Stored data
++++

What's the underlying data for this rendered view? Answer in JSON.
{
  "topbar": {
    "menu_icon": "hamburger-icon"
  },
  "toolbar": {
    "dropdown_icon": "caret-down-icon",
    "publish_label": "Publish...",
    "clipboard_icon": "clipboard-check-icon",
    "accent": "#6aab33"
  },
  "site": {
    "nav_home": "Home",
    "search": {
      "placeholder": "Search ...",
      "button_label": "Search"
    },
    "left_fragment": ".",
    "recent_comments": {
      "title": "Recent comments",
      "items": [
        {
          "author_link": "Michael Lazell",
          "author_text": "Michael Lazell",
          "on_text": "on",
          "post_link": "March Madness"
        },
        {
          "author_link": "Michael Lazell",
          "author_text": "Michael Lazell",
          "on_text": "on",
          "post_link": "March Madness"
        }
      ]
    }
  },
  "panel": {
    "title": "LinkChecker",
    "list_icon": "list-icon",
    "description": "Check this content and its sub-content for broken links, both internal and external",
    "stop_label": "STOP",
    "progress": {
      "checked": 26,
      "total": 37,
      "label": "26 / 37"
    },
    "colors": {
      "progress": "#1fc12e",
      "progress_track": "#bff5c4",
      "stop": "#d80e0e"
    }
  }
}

++++

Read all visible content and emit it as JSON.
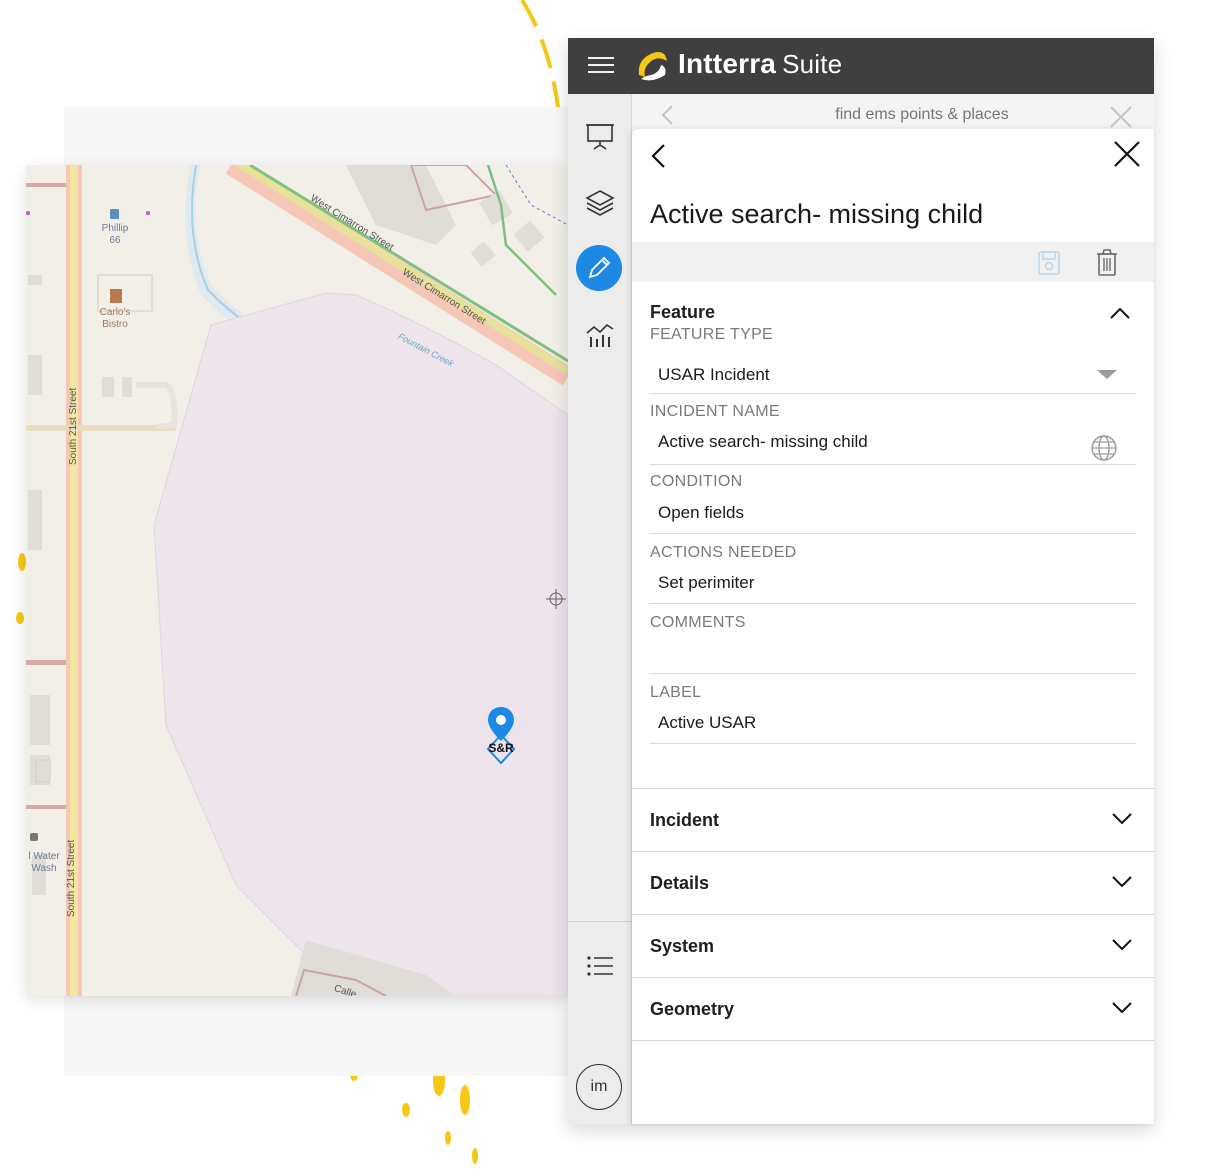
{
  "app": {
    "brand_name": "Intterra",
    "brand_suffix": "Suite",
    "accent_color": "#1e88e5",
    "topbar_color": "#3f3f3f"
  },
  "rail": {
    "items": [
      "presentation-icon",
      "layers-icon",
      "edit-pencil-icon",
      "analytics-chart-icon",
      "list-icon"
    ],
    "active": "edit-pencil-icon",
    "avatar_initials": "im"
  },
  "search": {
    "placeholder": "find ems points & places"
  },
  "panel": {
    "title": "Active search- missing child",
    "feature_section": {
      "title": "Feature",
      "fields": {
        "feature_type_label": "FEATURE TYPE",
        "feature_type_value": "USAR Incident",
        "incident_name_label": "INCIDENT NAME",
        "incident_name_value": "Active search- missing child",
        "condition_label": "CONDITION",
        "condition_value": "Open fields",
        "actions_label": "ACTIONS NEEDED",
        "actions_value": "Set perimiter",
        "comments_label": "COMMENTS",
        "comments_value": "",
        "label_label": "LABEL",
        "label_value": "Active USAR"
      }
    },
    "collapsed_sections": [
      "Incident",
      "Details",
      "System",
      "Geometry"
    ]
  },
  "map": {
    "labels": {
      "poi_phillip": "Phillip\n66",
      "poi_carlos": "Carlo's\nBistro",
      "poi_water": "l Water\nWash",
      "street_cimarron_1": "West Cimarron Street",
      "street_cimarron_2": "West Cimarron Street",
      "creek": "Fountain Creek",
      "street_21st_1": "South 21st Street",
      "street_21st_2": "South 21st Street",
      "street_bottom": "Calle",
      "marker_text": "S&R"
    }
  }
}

++++

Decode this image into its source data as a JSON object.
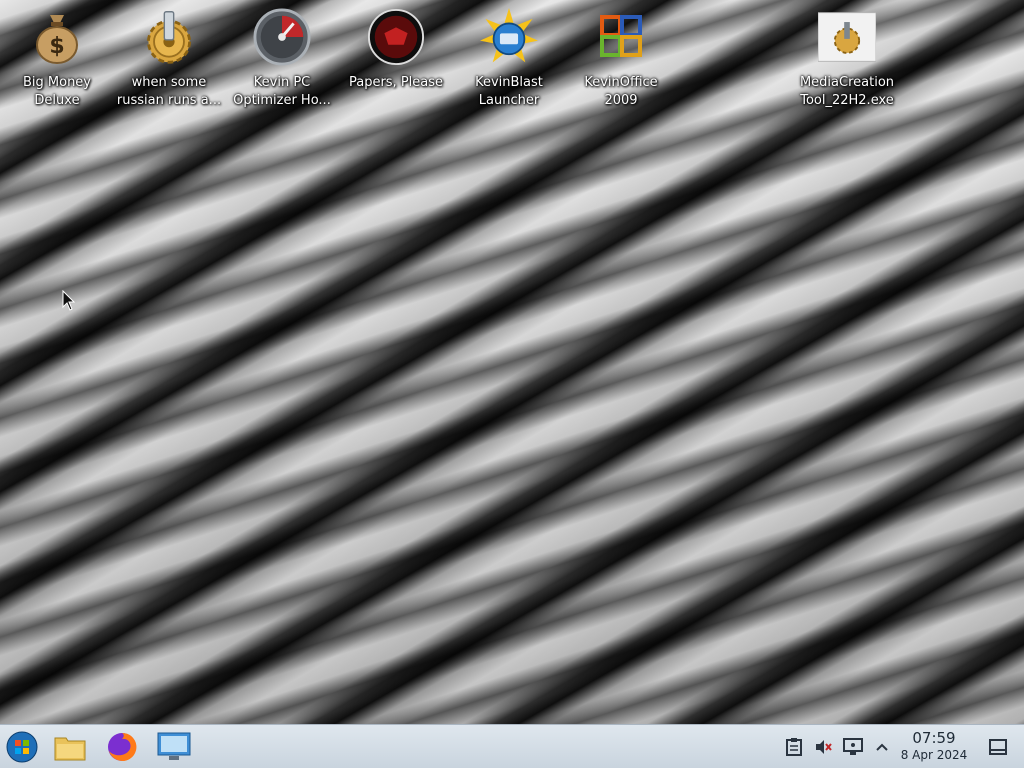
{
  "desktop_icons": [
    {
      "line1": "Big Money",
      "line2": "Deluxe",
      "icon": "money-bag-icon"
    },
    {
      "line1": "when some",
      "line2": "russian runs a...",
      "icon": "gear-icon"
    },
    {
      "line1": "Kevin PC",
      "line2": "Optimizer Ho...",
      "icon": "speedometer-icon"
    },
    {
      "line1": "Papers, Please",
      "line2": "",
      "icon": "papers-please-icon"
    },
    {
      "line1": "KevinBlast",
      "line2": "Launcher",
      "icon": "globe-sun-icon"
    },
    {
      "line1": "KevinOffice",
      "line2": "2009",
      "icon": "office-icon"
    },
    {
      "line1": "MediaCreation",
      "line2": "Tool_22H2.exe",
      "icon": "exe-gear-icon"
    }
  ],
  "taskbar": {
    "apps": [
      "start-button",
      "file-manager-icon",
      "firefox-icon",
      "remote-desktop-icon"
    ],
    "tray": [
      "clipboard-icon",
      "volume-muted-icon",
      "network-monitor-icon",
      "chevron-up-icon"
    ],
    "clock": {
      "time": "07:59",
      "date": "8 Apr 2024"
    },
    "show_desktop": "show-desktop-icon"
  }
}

++++

**Given problem:**
Lines containing the word "USAR" must all be returned from the material above.

**Exercise response:**
        "feature_type_value": "USAR Incident",
        "label_value": "Active USAR"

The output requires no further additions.